**THE EXERCISE:** In the records that follow, show each line where the word "index" is present.

**SUPPLIED DATA:**
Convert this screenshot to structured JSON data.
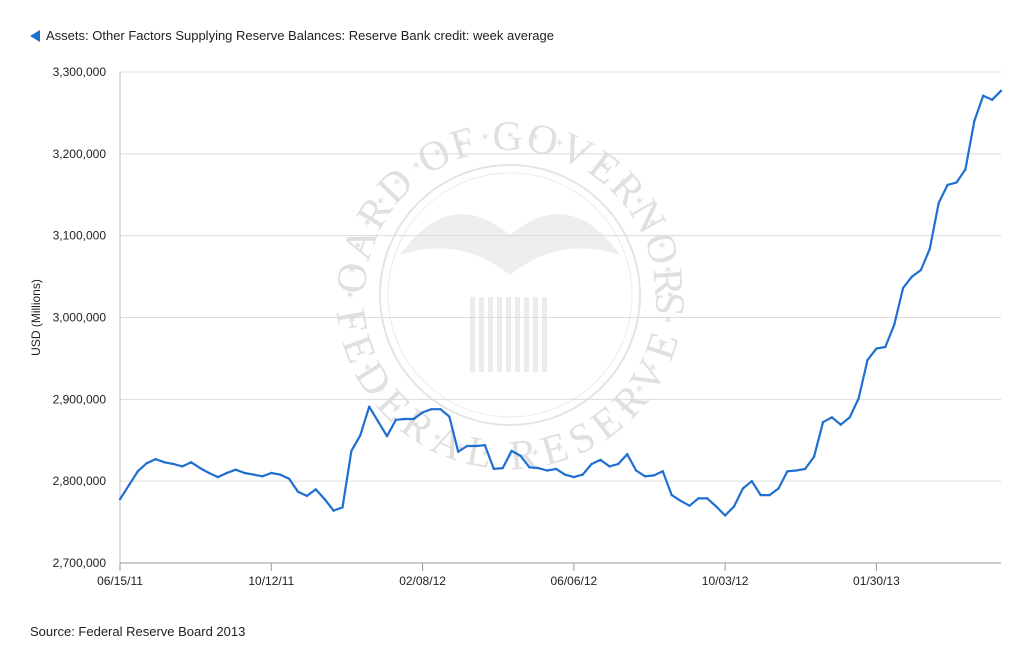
{
  "legend": {
    "label": "Assets: Other Factors Supplying Reserve Balances: Reserve Bank credit: week average",
    "color": "#1f6fd1"
  },
  "source": "Source: Federal Reserve Board 2013",
  "watermark": {
    "top_text": "BOARD OF GOVERNORS",
    "bottom_text": "OF THE FEDERAL RESERVE SYSTEM"
  },
  "chart_data": {
    "type": "line",
    "ylabel": "USD (Millions)",
    "ylim": [
      2700000,
      3300000
    ],
    "y_ticks": [
      2700000,
      2800000,
      2900000,
      3000000,
      3100000,
      3200000,
      3300000
    ],
    "y_tick_labels": [
      "2,700,000",
      "2,800,000",
      "2,900,000",
      "3,000,000",
      "3,100,000",
      "3,200,000",
      "3,300,000"
    ],
    "x_tick_labels": [
      {
        "label": "06/15/11",
        "index": 0
      },
      {
        "label": "10/12/11",
        "index": 17
      },
      {
        "label": "02/08/12",
        "index": 34
      },
      {
        "label": "06/06/12",
        "index": 51
      },
      {
        "label": "10/03/12",
        "index": 68
      },
      {
        "label": "01/30/13",
        "index": 85
      }
    ],
    "grid": true,
    "series": [
      {
        "color": "#1f6fd1",
        "values": [
          2778000,
          2795000,
          2812000,
          2822000,
          2827000,
          2823000,
          2821000,
          2818000,
          2823000,
          2816000,
          2810000,
          2805000,
          2810000,
          2814000,
          2810000,
          2808000,
          2806000,
          2810000,
          2808000,
          2803000,
          2787000,
          2782000,
          2790000,
          2778000,
          2764000,
          2768000,
          2837000,
          2856000,
          2891000,
          2873000,
          2855000,
          2875000,
          2876000,
          2876000,
          2884000,
          2888000,
          2888000,
          2879000,
          2836000,
          2843000,
          2843000,
          2844000,
          2815000,
          2816000,
          2837000,
          2831000,
          2817000,
          2816000,
          2813000,
          2815000,
          2808000,
          2805000,
          2808000,
          2821000,
          2826000,
          2818000,
          2821000,
          2833000,
          2813000,
          2806000,
          2807000,
          2812000,
          2783000,
          2776000,
          2770000,
          2779000,
          2779000,
          2769000,
          2758000,
          2769000,
          2791000,
          2800000,
          2783000,
          2783000,
          2791000,
          2812000,
          2813000,
          2815000,
          2830000,
          2872000,
          2878000,
          2869000,
          2878000,
          2901000,
          2948000,
          2962000,
          2964000,
          2991000,
          3036000,
          3050000,
          3058000,
          3084000,
          3140000,
          3162000,
          3165000,
          3181000,
          3240000,
          3271000,
          3266000,
          3277000
        ]
      }
    ]
  }
}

**THE SOLUTION:**
        "index": 0
        "index": 17
        "index": 34
        "index": 51
        "index": 68
        "index": 85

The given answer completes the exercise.